*REQUIRED WORK*.
Render every entry exactly as it appears.

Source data
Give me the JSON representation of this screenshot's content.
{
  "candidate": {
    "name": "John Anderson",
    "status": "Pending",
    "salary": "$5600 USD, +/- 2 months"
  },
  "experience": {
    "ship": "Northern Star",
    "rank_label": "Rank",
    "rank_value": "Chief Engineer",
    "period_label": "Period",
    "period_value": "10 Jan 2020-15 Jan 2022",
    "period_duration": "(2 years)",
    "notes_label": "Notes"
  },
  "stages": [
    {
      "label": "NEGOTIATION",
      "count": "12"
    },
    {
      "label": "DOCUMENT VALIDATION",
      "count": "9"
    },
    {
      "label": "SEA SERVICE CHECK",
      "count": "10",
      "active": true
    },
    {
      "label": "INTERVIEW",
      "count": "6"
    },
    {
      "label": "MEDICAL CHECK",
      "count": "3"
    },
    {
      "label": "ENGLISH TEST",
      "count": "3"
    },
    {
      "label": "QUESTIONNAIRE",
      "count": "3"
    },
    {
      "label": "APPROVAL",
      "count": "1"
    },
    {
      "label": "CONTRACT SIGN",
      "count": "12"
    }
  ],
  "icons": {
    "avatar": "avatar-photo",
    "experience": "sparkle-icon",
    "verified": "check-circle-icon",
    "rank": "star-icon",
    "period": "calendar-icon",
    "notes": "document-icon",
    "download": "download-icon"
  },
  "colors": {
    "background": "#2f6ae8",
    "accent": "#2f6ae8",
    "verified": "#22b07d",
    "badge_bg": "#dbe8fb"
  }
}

*THE OUTPUT*.
Give me the JSON representation of this screenshot's content.
{
  "candidate": {
    "name": "John Anderson",
    "status": "Pending",
    "salary": "$5600 USD, +/- 2 months"
  },
  "experience": {
    "ship": "Northern Star",
    "rank_label": "Rank",
    "rank_value": "Chief Engineer",
    "period_label": "Period",
    "period_value": "10 Jan 2020-15 Jan 2022",
    "period_duration": "(2 years)",
    "notes_label": "Notes"
  },
  "stages": [
    {
      "label": "NEGOTIATION",
      "count": "12"
    },
    {
      "label": "DOCUMENT VALIDATION",
      "count": "9"
    },
    {
      "label": "SEA SERVICE CHECK",
      "count": "10",
      "active": true
    },
    {
      "label": "INTERVIEW",
      "count": "6"
    },
    {
      "label": "MEDICAL CHECK",
      "count": "3"
    },
    {
      "label": "ENGLISH TEST",
      "count": "3"
    },
    {
      "label": "QUESTIONNAIRE",
      "count": "3"
    },
    {
      "label": "APPROVAL",
      "count": "1"
    },
    {
      "label": "CONTRACT SIGN",
      "count": "12"
    }
  ],
  "icons": {
    "avatar": "avatar-photo",
    "experience": "sparkle-icon",
    "verified": "check-circle-icon",
    "rank": "star-icon",
    "period": "calendar-icon",
    "notes": "document-icon",
    "download": "download-icon"
  },
  "colors": {
    "background": "#2f6ae8",
    "accent": "#2f6ae8",
    "verified": "#22b07d",
    "badge_bg": "#dbe8fb"
  }
}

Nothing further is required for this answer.